### TASK
Of all the lines in the records below, how many hold the word "Emily"? Give the number alone.

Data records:
──────────

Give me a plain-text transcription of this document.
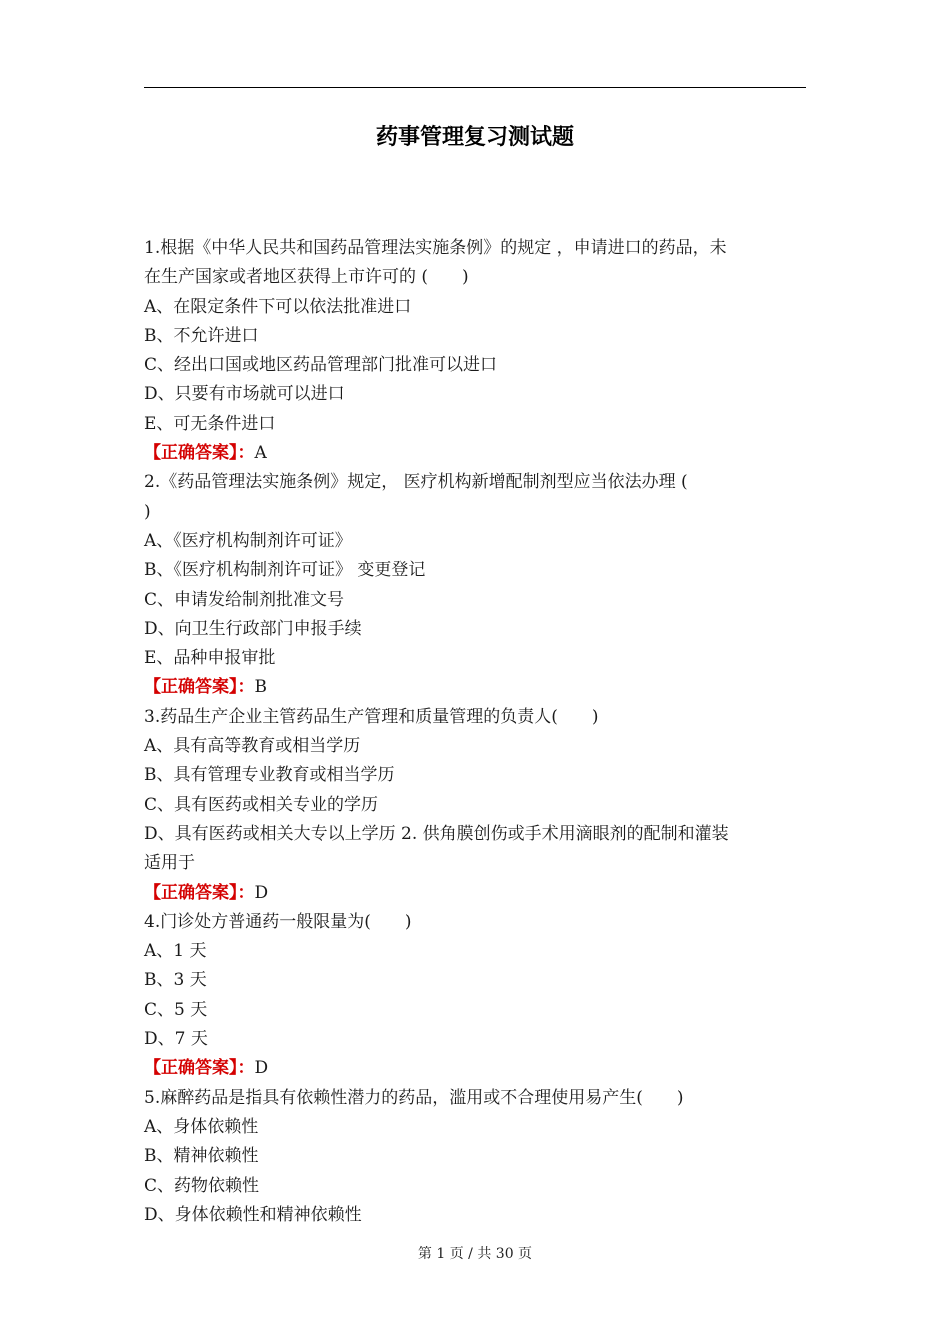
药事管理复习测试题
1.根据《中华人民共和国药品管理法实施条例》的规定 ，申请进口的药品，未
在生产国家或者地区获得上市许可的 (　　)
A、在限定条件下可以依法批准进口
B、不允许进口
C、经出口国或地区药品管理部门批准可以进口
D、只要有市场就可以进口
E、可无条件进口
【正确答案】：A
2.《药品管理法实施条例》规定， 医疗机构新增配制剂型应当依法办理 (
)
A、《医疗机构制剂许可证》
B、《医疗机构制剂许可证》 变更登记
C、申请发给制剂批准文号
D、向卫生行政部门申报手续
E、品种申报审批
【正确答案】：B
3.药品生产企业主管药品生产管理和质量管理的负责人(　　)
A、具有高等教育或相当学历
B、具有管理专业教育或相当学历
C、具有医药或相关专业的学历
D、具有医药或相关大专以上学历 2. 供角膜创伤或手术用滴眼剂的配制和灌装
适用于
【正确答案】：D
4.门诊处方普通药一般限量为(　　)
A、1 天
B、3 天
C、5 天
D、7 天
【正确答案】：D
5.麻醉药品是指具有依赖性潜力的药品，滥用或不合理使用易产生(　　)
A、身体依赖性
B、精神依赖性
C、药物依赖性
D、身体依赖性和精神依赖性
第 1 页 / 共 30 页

──────────

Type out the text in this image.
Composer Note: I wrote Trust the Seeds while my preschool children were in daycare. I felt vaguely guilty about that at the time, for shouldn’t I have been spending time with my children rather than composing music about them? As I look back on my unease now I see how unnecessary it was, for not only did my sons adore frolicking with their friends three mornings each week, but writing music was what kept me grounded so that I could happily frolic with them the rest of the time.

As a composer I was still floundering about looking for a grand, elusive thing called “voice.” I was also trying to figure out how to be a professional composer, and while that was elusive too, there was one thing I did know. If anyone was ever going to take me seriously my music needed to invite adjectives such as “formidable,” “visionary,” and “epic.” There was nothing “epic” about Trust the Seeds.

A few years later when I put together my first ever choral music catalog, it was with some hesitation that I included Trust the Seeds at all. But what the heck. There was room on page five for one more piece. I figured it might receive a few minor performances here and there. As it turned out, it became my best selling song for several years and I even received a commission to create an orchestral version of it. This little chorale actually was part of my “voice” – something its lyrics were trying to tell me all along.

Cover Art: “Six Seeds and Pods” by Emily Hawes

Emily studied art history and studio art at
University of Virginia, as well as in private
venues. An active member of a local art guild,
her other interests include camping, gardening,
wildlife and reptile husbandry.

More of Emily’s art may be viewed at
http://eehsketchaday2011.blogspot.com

──────────

### EXERCISE ANSWER
3